• _DIRECTION_
Copy every record below exactly as written, but leave out the pictures.

• _DATA PROVIDED_
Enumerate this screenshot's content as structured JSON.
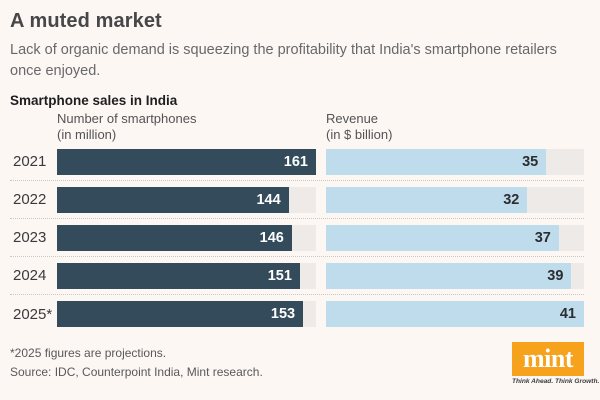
{
  "title": "A muted market",
  "subtitle": "Lack of organic demand is squeezing the profitability that India's smartphone retailers once enjoyed.",
  "section_title": "Smartphone sales in India",
  "chart_data": {
    "type": "bar",
    "orientation": "horizontal",
    "categories": [
      "2021",
      "2022",
      "2023",
      "2024",
      "2025*"
    ],
    "series": [
      {
        "name": "Number of smartphones",
        "unit_label": "(in million)",
        "values": [
          161,
          144,
          146,
          151,
          153
        ],
        "axis_max": 161,
        "bar_color": "#334B5B",
        "value_label_color": "#FFFFFF"
      },
      {
        "name": "Revenue",
        "unit_label": "(in $ billion)",
        "values": [
          35,
          32,
          37,
          39,
          41
        ],
        "axis_max": 41,
        "bar_color": "#BEDCEC",
        "value_label_color": "#2D2D2F"
      }
    ],
    "track_color": "#EDEAE7",
    "grid": "off",
    "legend": "column-headers-above-each-series"
  },
  "footnote": "*2025 figures are projections.",
  "source": "Source: IDC, Counterpoint India, Mint research.",
  "brand": {
    "logo_text": "mint",
    "tagline": "Think Ahead. Think Growth.",
    "logo_bg_color": "#F7A21D",
    "logo_text_color": "#FFFFFF"
  },
  "background_color": "#FDF7F4"
}
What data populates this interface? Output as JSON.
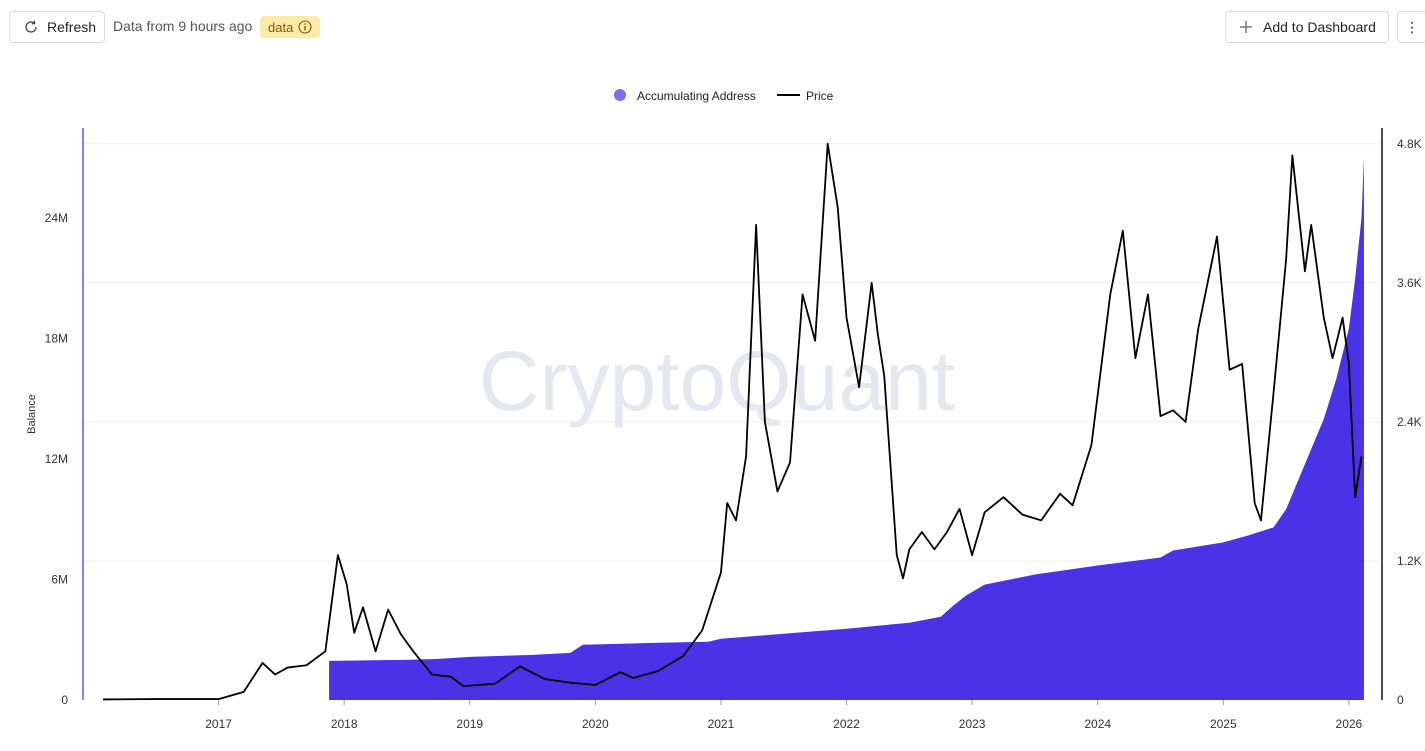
{
  "toolbar": {
    "refresh_label": "Refresh",
    "status_text": "Data from 9 hours ago",
    "badge_label": "data",
    "add_dashboard_label": "Add to Dashboard",
    "more_label": "⋮"
  },
  "colors": {
    "accent": "#4b32e6",
    "legend_dot": "#7b6cf0",
    "price_line": "#000000",
    "badge_bg": "#fbeaa8"
  },
  "chart_data": {
    "type": "area",
    "watermark": "CryptoQuant",
    "legend_position": "top-center",
    "grid": true,
    "x_ticks": [
      "2017",
      "2018",
      "2019",
      "2020",
      "2021",
      "2022",
      "2023",
      "2024",
      "2025",
      "2026"
    ],
    "x_range": [
      2016.0,
      2026.2
    ],
    "y_left": {
      "label": "Balance",
      "range": [
        0,
        27000000
      ],
      "ticks": [
        "0",
        "6M",
        "12M",
        "18M",
        "24M"
      ],
      "tick_values": [
        0,
        6000000,
        12000000,
        18000000,
        24000000
      ]
    },
    "y_right": {
      "label": "",
      "range": [
        0,
        4850
      ],
      "ticks": [
        "0",
        "1.2K",
        "2.4K",
        "3.6K",
        "4.8K"
      ],
      "tick_values": [
        0,
        1200,
        2400,
        3600,
        4800
      ]
    },
    "series": [
      {
        "name": "Accumulating Address",
        "axis": "left",
        "kind": "area",
        "x": [
          2017.88,
          2018.5,
          2018.75,
          2019.0,
          2019.5,
          2019.8,
          2019.9,
          2020.5,
          2020.9,
          2021.0,
          2021.5,
          2022.0,
          2022.5,
          2022.75,
          2022.85,
          2022.95,
          2023.1,
          2023.5,
          2024.0,
          2024.5,
          2024.6,
          2025.0,
          2025.2,
          2025.4,
          2025.5,
          2025.6,
          2025.7,
          2025.8,
          2025.9,
          2026.0,
          2026.05,
          2026.1,
          2026.12
        ],
        "y": [
          1950000,
          2000000,
          2050000,
          2150000,
          2250000,
          2350000,
          2750000,
          2850000,
          2900000,
          3050000,
          3300000,
          3550000,
          3850000,
          4150000,
          4700000,
          5200000,
          5750000,
          6250000,
          6700000,
          7100000,
          7450000,
          7850000,
          8200000,
          8600000,
          9500000,
          11000000,
          12500000,
          14000000,
          16000000,
          18500000,
          21000000,
          24000000,
          27000000
        ]
      },
      {
        "name": "Price",
        "axis": "right",
        "kind": "line",
        "x": [
          2016.08,
          2016.5,
          2017.0,
          2017.2,
          2017.35,
          2017.45,
          2017.55,
          2017.7,
          2017.85,
          2017.95,
          2018.02,
          2018.08,
          2018.15,
          2018.25,
          2018.35,
          2018.45,
          2018.55,
          2018.7,
          2018.85,
          2018.95,
          2019.2,
          2019.4,
          2019.6,
          2019.8,
          2020.0,
          2020.2,
          2020.3,
          2020.5,
          2020.7,
          2020.85,
          2021.0,
          2021.05,
          2021.12,
          2021.2,
          2021.28,
          2021.35,
          2021.45,
          2021.55,
          2021.65,
          2021.75,
          2021.85,
          2021.93,
          2022.0,
          2022.1,
          2022.2,
          2022.25,
          2022.3,
          2022.4,
          2022.45,
          2022.5,
          2022.6,
          2022.7,
          2022.8,
          2022.9,
          2023.0,
          2023.1,
          2023.25,
          2023.4,
          2023.55,
          2023.7,
          2023.8,
          2023.95,
          2024.1,
          2024.2,
          2024.3,
          2024.4,
          2024.5,
          2024.6,
          2024.7,
          2024.8,
          2024.95,
          2025.05,
          2025.15,
          2025.25,
          2025.3,
          2025.4,
          2025.5,
          2025.55,
          2025.65,
          2025.7,
          2025.8,
          2025.87,
          2025.95,
          2026.0,
          2026.05,
          2026.1
        ],
        "y": [
          5,
          8,
          8,
          70,
          320,
          220,
          280,
          300,
          420,
          1250,
          1000,
          580,
          800,
          420,
          780,
          570,
          420,
          220,
          200,
          120,
          140,
          290,
          180,
          150,
          130,
          240,
          190,
          250,
          380,
          600,
          1100,
          1700,
          1550,
          2100,
          4100,
          2400,
          1800,
          2050,
          3500,
          3100,
          4800,
          4250,
          3300,
          2700,
          3600,
          3150,
          2800,
          1250,
          1050,
          1300,
          1450,
          1300,
          1450,
          1650,
          1250,
          1620,
          1750,
          1600,
          1550,
          1780,
          1680,
          2200,
          3500,
          4050,
          2950,
          3500,
          2450,
          2500,
          2400,
          3200,
          4000,
          2850,
          2900,
          1700,
          1550,
          2650,
          3800,
          4700,
          3700,
          4100,
          3300,
          2950,
          3300,
          2900,
          1750,
          2100
        ]
      }
    ]
  }
}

• _ANSWER FOR THE TASK_
Enumerate this screenshot's content as structured JSON.
{
  "title": "A muted market",
  "subtitle": "Lack of organic demand is squeezing the profitability that India's smartphone retailers once enjoyed.",
  "section_title": "Smartphone sales in India",
  "chart_data": {
    "type": "bar",
    "orientation": "horizontal",
    "categories": [
      "2021",
      "2022",
      "2023",
      "2024",
      "2025*"
    ],
    "series": [
      {
        "name": "Number of smartphones",
        "unit_label": "(in million)",
        "values": [
          161,
          144,
          146,
          151,
          153
        ],
        "axis_max": 161,
        "bar_color": "#334B5B",
        "value_label_color": "#FFFFFF"
      },
      {
        "name": "Revenue",
        "unit_label": "(in $ billion)",
        "values": [
          35,
          32,
          37,
          39,
          41
        ],
        "axis_max": 41,
        "bar_color": "#BEDCEC",
        "value_label_color": "#2D2D2F"
      }
    ],
    "track_color": "#EDEAE7",
    "grid": "off",
    "legend": "column-headers-above-each-series"
  },
  "footnote": "*2025 figures are projections.",
  "source": "Source: IDC, Counterpoint India, Mint research.",
  "brand": {
    "logo_text": "mint",
    "tagline": "Think Ahead. Think Growth.",
    "logo_bg_color": "#F7A21D",
    "logo_text_color": "#FFFFFF"
  },
  "background_color": "#FDF7F4"
}
What data populates this interface? Output as JSON.
{
  "toolbar": {
    "refresh_label": "Refresh",
    "status_text": "Data from 9 hours ago",
    "badge_label": "data",
    "add_dashboard_label": "Add to Dashboard",
    "more_label": "⋮"
  },
  "colors": {
    "accent": "#4b32e6",
    "legend_dot": "#7b6cf0",
    "price_line": "#000000",
    "badge_bg": "#fbeaa8"
  },
  "chart_data": {
    "type": "area",
    "watermark": "CryptoQuant",
    "legend_position": "top-center",
    "grid": true,
    "x_ticks": [
      "2017",
      "2018",
      "2019",
      "2020",
      "2021",
      "2022",
      "2023",
      "2024",
      "2025",
      "2026"
    ],
    "x_range": [
      2016.0,
      2026.2
    ],
    "y_left": {
      "label": "Balance",
      "range": [
        0,
        27000000
      ],
      "ticks": [
        "0",
        "6M",
        "12M",
        "18M",
        "24M"
      ],
      "tick_values": [
        0,
        6000000,
        12000000,
        18000000,
        24000000
      ]
    },
    "y_right": {
      "label": "",
      "range": [
        0,
        4850
      ],
      "ticks": [
        "0",
        "1.2K",
        "2.4K",
        "3.6K",
        "4.8K"
      ],
      "tick_values": [
        0,
        1200,
        2400,
        3600,
        4800
      ]
    },
    "series": [
      {
        "name": "Accumulating Address",
        "axis": "left",
        "kind": "area",
        "x": [
          2017.88,
          2018.5,
          2018.75,
          2019.0,
          2019.5,
          2019.8,
          2019.9,
          2020.5,
          2020.9,
          2021.0,
          2021.5,
          2022.0,
          2022.5,
          2022.75,
          2022.85,
          2022.95,
          2023.1,
          2023.5,
          2024.0,
          2024.5,
          2024.6,
          2025.0,
          2025.2,
          2025.4,
          2025.5,
          2025.6,
          2025.7,
          2025.8,
          2025.9,
          2026.0,
          2026.05,
          2026.1,
          2026.12
        ],
        "y": [
          1950000,
          2000000,
          2050000,
          2150000,
          2250000,
          2350000,
          2750000,
          2850000,
          2900000,
          3050000,
          3300000,
          3550000,
          3850000,
          4150000,
          4700000,
          5200000,
          5750000,
          6250000,
          6700000,
          7100000,
          7450000,
          7850000,
          8200000,
          8600000,
          9500000,
          11000000,
          12500000,
          14000000,
          16000000,
          18500000,
          21000000,
          24000000,
          27000000
        ]
      },
      {
        "name": "Price",
        "axis": "right",
        "kind": "line",
        "x": [
          2016.08,
          2016.5,
          2017.0,
          2017.2,
          2017.35,
          2017.45,
          2017.55,
          2017.7,
          2017.85,
          2017.95,
          2018.02,
          2018.08,
          2018.15,
          2018.25,
          2018.35,
          2018.45,
          2018.55,
          2018.7,
          2018.85,
          2018.95,
          2019.2,
          2019.4,
          2019.6,
          2019.8,
          2020.0,
          2020.2,
          2020.3,
          2020.5,
          2020.7,
          2020.85,
          2021.0,
          2021.05,
          2021.12,
          2021.2,
          2021.28,
          2021.35,
          2021.45,
          2021.55,
          2021.65,
          2021.75,
          2021.85,
          2021.93,
          2022.0,
          2022.1,
          2022.2,
          2022.25,
          2022.3,
          2022.4,
          2022.45,
          2022.5,
          2022.6,
          2022.7,
          2022.8,
          2022.9,
          2023.0,
          2023.1,
          2023.25,
          2023.4,
          2023.55,
          2023.7,
          2023.8,
          2023.95,
          2024.1,
          2024.2,
          2024.3,
          2024.4,
          2024.5,
          2024.6,
          2024.7,
          2024.8,
          2024.95,
          2025.05,
          2025.15,
          2025.25,
          2025.3,
          2025.4,
          2025.5,
          2025.55,
          2025.65,
          2025.7,
          2025.8,
          2025.87,
          2025.95,
          2026.0,
          2026.05,
          2026.1
        ],
        "y": [
          5,
          8,
          8,
          70,
          320,
          220,
          280,
          300,
          420,
          1250,
          1000,
          580,
          800,
          420,
          780,
          570,
          420,
          220,
          200,
          120,
          140,
          290,
          180,
          150,
          130,
          240,
          190,
          250,
          380,
          600,
          1100,
          1700,
          1550,
          2100,
          4100,
          2400,
          1800,
          2050,
          3500,
          3100,
          4800,
          4250,
          3300,
          2700,
          3600,
          3150,
          2800,
          1250,
          1050,
          1300,
          1450,
          1300,
          1450,
          1650,
          1250,
          1620,
          1750,
          1600,
          1550,
          1780,
          1680,
          2200,
          3500,
          4050,
          2950,
          3500,
          2450,
          2500,
          2400,
          3200,
          4000,
          2850,
          2900,
          1700,
          1550,
          2650,
          3800,
          4700,
          3700,
          4100,
          3300,
          2950,
          3300,
          2900,
          1750,
          2100
        ]
      }
    ]
  }
}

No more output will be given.